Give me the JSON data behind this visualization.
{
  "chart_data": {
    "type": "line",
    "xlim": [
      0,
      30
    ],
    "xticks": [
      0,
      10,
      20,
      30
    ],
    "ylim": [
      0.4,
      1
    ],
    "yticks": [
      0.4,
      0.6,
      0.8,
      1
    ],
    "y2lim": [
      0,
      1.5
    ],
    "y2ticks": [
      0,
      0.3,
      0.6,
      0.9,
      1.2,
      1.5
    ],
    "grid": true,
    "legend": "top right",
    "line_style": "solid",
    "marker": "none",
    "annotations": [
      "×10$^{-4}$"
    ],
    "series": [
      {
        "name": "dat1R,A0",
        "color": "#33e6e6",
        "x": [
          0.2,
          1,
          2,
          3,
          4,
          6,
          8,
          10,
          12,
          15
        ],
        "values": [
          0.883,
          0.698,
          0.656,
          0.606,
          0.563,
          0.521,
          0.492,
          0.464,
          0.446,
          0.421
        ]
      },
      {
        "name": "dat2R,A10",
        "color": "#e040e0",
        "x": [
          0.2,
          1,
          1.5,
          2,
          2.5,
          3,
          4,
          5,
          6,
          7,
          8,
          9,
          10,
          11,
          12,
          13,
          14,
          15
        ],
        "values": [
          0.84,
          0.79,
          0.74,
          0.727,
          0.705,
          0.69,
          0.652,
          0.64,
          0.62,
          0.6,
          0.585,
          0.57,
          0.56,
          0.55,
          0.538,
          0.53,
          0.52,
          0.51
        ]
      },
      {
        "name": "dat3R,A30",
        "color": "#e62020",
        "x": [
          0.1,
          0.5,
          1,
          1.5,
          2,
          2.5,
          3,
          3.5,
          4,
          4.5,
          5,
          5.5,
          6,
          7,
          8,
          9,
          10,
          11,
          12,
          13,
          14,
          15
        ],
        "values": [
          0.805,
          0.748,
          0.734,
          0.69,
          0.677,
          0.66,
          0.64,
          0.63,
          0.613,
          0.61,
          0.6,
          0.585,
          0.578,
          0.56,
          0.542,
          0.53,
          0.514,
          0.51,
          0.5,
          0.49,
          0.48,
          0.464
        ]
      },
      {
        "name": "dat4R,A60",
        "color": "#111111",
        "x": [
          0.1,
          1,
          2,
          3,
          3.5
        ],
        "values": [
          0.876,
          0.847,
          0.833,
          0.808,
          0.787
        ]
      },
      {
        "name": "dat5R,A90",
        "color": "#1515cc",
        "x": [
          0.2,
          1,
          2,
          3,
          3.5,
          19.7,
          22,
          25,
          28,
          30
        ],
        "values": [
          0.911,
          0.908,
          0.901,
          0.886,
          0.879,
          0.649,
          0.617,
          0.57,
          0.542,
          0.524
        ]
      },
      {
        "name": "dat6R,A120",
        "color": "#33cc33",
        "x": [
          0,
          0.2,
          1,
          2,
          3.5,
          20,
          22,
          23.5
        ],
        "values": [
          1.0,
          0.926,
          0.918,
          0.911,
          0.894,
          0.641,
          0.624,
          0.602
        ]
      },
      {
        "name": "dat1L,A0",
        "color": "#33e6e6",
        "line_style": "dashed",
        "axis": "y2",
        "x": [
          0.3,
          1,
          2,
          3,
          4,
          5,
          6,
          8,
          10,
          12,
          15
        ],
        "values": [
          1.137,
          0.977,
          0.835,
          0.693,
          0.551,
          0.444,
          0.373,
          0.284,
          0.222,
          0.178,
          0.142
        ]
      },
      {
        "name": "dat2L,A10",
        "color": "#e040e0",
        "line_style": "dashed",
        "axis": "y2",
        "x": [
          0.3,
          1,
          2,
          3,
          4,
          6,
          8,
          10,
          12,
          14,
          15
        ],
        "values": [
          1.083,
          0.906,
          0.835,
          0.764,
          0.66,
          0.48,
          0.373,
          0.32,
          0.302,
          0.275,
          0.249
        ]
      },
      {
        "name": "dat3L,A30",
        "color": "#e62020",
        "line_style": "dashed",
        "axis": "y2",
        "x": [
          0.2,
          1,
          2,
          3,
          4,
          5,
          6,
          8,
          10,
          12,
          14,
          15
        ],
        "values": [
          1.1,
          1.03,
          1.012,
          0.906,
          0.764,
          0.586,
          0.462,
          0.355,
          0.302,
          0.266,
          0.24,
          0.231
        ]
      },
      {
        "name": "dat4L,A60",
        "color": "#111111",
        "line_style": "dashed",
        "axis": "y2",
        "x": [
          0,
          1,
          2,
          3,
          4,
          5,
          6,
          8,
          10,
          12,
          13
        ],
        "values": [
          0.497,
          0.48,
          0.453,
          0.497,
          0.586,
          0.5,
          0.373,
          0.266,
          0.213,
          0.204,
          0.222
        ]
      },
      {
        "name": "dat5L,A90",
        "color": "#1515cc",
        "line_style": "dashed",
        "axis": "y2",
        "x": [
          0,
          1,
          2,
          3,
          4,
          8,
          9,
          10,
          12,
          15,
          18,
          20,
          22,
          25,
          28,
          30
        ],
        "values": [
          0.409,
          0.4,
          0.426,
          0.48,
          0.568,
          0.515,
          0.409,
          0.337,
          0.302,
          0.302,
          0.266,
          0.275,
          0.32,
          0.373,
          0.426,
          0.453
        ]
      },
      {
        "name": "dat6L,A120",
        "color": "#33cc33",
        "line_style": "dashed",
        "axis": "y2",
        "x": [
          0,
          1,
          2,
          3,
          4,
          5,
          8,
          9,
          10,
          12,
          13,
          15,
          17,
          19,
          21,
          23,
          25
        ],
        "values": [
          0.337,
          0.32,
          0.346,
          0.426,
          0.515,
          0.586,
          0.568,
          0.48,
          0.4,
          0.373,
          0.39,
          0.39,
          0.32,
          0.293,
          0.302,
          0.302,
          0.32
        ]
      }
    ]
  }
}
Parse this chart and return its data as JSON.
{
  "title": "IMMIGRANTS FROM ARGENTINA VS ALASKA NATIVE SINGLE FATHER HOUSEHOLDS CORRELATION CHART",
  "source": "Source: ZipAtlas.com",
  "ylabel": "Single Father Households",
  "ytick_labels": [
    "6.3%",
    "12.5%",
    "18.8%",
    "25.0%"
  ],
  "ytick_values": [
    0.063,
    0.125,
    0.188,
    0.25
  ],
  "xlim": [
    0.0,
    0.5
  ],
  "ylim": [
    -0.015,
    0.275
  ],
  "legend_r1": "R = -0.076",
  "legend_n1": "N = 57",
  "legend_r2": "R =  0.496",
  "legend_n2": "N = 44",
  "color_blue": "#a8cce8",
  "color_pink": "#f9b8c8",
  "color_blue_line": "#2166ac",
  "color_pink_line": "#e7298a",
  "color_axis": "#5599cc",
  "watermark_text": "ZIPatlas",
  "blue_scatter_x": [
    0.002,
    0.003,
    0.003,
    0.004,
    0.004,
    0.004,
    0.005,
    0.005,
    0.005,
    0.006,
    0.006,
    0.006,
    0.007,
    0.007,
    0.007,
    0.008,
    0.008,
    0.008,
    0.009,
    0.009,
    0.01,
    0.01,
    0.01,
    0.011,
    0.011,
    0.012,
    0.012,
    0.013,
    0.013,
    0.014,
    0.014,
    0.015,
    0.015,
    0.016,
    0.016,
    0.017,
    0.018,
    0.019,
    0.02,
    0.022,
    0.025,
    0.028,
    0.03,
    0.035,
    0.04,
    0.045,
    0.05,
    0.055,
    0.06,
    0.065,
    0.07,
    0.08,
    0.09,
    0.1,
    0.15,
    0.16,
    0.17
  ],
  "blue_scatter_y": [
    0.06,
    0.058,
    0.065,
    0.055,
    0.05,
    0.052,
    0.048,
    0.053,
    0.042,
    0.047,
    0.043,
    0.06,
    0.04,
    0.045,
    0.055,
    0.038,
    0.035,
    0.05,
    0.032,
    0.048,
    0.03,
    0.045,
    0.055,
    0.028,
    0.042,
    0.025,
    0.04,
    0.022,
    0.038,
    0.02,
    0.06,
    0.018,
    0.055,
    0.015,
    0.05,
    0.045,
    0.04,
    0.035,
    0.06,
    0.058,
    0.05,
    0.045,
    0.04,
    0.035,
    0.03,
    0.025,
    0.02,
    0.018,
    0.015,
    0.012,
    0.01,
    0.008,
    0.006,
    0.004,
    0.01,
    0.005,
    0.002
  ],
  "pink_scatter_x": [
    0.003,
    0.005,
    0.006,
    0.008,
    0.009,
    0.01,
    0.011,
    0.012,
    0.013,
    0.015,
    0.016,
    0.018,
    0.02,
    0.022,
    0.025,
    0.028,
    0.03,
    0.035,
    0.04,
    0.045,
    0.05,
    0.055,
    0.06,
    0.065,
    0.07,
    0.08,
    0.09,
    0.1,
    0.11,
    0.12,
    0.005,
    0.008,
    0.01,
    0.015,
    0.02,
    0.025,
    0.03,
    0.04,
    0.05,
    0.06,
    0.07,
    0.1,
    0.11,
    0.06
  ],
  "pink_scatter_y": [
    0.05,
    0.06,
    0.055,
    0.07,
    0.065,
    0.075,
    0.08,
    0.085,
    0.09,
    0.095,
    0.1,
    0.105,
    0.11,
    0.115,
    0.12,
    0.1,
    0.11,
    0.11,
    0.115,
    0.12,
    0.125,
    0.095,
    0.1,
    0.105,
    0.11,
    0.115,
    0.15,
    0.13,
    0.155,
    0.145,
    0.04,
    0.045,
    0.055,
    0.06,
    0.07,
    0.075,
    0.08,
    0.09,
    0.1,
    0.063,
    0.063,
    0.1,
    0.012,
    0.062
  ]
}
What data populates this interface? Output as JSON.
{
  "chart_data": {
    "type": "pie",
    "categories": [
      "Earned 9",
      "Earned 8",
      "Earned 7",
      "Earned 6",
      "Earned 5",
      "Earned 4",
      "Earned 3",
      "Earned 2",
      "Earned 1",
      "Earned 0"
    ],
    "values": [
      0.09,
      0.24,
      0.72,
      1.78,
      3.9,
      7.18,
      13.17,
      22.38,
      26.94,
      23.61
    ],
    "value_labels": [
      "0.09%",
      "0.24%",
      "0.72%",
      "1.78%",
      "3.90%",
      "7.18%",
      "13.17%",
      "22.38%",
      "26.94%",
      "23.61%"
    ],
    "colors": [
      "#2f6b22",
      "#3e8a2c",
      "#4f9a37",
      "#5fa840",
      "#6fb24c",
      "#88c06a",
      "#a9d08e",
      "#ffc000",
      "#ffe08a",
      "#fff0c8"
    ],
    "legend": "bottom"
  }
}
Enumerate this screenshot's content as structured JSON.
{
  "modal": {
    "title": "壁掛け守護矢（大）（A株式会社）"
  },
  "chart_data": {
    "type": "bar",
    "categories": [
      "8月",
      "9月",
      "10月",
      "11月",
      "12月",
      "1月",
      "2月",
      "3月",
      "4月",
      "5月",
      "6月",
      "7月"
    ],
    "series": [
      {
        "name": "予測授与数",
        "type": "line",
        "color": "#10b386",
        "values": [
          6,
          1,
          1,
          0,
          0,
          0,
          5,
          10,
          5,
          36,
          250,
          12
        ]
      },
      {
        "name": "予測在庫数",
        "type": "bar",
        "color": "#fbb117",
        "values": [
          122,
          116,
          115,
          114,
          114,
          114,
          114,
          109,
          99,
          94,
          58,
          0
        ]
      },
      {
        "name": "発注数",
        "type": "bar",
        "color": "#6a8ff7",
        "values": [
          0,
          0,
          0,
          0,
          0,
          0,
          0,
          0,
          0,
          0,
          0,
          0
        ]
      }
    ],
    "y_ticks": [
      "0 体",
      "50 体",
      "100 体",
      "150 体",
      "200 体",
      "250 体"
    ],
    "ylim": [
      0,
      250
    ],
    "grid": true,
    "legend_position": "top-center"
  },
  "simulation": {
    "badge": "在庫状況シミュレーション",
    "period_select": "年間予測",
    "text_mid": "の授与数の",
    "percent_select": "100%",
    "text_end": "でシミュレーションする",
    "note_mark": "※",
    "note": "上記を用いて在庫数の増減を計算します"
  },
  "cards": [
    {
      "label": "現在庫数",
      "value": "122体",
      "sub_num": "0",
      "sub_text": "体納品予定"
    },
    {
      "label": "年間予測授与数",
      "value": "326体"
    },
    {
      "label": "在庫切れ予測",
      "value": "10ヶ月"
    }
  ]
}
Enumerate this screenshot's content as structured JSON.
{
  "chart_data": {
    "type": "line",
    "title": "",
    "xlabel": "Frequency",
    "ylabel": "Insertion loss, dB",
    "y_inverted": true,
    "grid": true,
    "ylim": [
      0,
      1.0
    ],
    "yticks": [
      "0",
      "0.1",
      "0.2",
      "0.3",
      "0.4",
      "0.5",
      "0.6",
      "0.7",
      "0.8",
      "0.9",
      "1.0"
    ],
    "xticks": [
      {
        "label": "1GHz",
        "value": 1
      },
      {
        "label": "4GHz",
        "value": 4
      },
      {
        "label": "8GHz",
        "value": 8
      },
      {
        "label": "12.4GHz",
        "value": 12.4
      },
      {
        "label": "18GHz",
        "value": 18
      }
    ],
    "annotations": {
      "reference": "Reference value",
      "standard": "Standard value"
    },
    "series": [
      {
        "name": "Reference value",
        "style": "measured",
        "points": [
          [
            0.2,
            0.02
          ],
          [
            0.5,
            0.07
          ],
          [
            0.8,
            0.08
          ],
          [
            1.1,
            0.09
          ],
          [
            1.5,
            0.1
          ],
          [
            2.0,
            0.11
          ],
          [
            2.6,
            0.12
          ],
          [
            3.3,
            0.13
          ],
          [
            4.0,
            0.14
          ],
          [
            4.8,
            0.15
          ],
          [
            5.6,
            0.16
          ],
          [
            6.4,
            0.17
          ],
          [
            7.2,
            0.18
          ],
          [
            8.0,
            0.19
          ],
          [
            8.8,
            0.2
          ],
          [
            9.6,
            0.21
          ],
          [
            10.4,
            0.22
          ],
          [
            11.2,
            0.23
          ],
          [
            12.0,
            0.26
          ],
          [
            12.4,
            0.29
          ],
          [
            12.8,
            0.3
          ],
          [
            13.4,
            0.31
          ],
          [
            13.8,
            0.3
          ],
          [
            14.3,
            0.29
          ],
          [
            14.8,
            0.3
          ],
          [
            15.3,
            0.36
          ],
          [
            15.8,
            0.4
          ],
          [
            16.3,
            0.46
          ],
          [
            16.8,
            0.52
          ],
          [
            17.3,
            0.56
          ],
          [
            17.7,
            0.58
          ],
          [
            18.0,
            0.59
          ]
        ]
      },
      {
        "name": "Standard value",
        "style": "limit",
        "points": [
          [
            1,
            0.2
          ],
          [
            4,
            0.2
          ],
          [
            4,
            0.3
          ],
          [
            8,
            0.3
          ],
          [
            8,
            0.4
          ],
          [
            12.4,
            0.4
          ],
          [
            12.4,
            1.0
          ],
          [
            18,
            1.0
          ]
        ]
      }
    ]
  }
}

++++++++++

● What you have to do:
Determine how many lines in the listing above hold the string "ylabel", then write only the number.

● Exercise result:
2